§ **The task**
Copy out every line that contains "median".

§ **Data provided**
— begin —

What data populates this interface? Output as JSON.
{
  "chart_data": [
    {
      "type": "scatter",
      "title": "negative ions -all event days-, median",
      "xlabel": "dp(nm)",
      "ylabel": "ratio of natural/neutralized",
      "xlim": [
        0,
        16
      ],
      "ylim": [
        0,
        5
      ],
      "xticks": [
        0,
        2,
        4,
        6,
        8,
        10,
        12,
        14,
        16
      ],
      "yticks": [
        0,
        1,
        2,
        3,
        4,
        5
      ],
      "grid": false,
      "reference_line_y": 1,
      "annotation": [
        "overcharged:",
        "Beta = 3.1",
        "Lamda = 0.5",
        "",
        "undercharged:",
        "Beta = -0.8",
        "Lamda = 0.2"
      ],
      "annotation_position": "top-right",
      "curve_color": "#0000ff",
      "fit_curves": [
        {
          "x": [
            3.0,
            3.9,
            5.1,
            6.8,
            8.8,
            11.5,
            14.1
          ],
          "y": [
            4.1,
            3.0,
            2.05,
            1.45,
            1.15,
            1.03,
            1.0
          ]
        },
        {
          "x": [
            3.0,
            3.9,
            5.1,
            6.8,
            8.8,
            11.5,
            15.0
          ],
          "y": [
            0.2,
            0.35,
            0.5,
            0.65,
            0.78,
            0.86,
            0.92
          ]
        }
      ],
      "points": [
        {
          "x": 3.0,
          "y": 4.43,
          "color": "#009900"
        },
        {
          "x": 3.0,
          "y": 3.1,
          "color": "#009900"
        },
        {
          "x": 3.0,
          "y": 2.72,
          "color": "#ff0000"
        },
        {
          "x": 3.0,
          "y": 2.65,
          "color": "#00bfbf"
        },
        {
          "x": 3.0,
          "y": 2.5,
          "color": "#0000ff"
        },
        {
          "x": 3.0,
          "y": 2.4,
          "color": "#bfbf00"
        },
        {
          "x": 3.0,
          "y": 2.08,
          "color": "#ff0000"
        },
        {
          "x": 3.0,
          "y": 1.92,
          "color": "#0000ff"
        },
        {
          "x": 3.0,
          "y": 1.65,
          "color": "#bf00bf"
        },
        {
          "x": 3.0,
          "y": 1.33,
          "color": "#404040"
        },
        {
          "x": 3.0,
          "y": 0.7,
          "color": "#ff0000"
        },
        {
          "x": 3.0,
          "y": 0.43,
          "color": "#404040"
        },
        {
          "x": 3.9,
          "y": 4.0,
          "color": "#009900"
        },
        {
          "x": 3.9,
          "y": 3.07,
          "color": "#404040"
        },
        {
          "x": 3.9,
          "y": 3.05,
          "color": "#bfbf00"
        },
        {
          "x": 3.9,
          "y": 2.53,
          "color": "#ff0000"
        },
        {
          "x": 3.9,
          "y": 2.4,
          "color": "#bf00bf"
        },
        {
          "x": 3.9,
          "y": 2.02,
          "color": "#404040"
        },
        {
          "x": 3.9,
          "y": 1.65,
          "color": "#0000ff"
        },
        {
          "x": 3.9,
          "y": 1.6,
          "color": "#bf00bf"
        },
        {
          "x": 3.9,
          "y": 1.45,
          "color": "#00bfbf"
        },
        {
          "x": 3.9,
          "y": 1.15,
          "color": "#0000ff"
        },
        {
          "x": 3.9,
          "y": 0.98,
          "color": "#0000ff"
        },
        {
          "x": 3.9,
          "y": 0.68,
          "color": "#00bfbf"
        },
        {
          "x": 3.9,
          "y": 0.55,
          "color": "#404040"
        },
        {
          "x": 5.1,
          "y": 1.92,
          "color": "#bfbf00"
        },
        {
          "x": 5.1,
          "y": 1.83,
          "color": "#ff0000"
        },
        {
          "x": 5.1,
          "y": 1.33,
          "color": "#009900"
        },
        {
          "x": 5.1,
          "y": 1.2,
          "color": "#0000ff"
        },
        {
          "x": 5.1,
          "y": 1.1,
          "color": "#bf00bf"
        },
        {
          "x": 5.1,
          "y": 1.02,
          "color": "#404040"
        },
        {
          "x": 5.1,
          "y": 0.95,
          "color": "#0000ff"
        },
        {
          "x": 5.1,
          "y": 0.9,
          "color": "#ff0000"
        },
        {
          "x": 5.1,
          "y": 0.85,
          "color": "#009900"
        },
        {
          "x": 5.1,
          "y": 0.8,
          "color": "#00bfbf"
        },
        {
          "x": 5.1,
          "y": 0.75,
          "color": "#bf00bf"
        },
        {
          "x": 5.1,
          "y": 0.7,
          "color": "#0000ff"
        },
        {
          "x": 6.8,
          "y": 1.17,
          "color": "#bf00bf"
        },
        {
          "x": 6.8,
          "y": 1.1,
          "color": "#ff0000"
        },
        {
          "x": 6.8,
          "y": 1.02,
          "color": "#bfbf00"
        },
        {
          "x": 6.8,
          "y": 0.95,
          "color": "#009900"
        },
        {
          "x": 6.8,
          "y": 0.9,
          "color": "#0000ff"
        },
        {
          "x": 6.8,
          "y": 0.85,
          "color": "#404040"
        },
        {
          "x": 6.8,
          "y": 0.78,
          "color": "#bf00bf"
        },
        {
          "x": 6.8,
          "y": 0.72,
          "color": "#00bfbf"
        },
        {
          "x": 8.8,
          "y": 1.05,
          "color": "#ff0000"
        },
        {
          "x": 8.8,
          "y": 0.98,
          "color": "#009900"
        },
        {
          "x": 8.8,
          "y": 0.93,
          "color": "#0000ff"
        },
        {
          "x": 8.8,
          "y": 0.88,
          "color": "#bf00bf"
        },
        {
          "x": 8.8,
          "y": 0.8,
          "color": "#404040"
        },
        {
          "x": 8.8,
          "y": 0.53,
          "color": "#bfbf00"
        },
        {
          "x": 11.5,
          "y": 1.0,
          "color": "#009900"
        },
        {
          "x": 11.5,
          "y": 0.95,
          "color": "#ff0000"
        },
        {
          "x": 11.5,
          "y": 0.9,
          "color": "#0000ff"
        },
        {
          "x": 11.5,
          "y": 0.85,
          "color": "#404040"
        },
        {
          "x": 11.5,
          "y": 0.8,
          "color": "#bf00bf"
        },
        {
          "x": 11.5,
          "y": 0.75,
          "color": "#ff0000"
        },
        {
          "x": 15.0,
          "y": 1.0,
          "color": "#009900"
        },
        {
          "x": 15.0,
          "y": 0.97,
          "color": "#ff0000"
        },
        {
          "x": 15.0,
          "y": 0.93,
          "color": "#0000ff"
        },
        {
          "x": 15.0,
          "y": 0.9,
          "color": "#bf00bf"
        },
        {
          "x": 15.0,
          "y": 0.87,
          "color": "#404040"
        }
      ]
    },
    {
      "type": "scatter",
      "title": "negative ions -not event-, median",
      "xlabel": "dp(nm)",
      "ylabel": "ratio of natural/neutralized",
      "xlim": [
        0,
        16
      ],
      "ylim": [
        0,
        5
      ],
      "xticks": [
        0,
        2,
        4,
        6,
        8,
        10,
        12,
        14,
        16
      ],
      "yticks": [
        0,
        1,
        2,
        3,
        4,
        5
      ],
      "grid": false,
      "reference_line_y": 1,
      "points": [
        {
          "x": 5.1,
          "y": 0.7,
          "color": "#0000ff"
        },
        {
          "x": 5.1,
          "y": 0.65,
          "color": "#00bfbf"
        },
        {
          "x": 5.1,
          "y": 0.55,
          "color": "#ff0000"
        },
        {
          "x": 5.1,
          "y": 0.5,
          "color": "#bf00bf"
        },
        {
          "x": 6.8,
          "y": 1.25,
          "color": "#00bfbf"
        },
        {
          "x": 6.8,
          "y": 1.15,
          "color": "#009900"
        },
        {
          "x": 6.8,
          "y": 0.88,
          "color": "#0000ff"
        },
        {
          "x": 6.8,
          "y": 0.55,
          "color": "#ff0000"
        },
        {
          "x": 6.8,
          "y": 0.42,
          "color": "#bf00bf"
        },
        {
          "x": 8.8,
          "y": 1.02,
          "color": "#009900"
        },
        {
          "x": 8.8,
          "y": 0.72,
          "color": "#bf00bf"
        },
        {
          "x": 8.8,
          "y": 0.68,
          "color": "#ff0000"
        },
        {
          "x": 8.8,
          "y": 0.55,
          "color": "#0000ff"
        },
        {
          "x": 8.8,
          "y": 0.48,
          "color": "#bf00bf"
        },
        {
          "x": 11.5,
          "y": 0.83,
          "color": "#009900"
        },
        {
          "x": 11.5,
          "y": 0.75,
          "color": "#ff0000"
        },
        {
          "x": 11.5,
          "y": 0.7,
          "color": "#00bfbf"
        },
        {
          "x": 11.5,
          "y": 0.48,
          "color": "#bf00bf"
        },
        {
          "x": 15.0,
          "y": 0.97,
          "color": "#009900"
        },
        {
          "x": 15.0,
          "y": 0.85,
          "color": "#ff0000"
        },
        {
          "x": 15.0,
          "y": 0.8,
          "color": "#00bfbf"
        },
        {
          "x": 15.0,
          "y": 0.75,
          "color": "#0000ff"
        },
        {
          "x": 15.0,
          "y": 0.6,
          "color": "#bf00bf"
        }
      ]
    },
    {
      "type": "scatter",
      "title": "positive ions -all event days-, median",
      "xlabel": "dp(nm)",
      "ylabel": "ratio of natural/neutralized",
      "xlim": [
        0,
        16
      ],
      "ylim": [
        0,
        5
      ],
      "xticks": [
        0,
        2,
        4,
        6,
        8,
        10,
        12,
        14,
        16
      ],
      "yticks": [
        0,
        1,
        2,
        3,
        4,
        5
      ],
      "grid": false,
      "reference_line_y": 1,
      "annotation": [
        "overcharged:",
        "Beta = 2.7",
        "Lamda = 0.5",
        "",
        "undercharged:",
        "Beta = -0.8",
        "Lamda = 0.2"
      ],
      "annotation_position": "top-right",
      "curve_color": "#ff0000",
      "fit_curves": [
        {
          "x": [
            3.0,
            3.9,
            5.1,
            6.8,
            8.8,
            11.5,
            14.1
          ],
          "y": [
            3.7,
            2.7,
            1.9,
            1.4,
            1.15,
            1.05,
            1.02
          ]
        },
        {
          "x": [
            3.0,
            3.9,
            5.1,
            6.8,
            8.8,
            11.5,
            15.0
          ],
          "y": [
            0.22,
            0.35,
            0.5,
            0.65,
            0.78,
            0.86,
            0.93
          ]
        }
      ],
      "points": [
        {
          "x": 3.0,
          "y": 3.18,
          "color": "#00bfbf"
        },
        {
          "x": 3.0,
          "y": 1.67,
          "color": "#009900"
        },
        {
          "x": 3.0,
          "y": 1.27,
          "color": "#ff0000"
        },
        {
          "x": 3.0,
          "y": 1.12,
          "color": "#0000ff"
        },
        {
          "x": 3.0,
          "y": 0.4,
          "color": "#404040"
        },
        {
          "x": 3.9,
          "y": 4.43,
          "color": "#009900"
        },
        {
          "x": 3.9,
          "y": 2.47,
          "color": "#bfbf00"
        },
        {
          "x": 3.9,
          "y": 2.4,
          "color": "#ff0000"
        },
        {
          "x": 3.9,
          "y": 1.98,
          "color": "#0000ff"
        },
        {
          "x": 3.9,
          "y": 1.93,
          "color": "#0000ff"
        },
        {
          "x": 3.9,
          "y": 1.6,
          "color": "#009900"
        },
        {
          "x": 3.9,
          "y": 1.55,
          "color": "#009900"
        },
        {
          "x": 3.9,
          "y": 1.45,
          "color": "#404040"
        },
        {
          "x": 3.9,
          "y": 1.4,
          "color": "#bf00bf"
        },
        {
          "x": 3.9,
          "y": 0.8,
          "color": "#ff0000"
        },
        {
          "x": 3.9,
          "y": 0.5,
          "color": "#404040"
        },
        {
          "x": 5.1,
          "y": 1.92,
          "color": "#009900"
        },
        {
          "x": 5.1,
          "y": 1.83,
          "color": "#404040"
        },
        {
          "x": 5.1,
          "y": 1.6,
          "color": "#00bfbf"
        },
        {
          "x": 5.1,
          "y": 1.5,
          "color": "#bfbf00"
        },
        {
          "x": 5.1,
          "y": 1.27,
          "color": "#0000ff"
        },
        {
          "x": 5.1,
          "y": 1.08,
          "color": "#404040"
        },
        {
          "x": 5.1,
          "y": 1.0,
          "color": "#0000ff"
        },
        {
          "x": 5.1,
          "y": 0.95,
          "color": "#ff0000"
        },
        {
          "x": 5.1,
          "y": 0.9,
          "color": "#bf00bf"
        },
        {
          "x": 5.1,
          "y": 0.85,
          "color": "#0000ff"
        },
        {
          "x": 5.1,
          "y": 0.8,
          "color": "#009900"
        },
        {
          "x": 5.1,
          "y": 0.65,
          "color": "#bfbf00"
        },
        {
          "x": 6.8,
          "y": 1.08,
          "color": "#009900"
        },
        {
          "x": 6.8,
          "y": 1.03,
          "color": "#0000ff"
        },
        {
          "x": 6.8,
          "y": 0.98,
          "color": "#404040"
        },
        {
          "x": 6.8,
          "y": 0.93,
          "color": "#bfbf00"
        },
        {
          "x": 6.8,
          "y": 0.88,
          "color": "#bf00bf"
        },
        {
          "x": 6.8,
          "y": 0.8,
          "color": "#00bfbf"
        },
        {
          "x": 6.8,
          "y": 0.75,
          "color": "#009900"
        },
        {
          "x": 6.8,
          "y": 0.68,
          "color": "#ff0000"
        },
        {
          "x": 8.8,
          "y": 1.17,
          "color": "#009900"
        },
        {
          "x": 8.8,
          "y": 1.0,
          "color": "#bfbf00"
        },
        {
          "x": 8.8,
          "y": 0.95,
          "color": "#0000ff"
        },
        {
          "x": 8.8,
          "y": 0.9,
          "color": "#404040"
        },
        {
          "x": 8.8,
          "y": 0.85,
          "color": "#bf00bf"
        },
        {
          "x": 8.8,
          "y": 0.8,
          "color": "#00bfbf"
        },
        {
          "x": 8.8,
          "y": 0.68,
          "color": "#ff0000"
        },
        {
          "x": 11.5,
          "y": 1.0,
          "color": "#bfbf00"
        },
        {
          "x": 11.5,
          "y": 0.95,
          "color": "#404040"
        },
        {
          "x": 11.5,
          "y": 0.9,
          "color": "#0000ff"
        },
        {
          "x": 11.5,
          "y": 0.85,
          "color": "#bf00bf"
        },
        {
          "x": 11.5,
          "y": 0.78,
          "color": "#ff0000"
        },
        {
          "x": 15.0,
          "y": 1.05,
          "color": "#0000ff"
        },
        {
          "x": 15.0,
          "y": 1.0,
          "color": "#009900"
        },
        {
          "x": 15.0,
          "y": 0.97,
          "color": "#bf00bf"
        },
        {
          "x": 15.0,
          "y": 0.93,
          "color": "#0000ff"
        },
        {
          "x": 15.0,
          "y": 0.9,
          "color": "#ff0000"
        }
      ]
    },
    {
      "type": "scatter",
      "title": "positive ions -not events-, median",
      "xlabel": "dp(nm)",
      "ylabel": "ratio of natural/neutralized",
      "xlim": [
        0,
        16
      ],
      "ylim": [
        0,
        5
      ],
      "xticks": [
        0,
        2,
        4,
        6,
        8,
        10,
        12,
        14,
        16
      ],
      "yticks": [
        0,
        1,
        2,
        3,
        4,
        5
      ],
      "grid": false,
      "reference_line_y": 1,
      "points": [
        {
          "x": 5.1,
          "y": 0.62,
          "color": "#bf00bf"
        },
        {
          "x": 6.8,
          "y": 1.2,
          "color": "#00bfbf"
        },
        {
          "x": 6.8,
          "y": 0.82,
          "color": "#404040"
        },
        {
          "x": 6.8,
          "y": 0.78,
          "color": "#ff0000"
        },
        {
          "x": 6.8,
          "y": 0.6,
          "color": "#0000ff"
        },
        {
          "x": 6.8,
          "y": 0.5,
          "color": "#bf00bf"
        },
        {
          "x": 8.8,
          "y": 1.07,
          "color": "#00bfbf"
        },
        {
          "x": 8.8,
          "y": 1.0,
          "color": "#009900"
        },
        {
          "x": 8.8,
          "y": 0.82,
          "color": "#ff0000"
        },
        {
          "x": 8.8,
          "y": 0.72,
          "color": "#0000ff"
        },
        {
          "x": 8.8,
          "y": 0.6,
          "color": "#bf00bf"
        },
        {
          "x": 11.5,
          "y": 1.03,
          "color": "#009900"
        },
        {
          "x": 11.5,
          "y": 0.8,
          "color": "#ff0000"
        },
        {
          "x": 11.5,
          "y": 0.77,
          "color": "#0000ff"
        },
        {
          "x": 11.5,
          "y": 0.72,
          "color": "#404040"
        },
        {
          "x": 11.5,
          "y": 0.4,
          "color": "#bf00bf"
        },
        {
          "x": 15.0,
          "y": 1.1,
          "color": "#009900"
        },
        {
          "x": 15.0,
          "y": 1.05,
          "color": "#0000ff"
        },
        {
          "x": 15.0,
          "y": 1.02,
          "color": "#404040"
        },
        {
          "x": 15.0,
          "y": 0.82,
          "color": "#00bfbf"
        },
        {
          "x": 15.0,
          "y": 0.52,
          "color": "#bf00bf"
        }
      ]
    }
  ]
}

— end —

§ **Output of the exercise**
      "title": "negative ions -all event days-, median",
      "title": "negative ions -not event-, median",
      "title": "positive ions -all event days-, median",
      "title": "positive ions -not events-, median",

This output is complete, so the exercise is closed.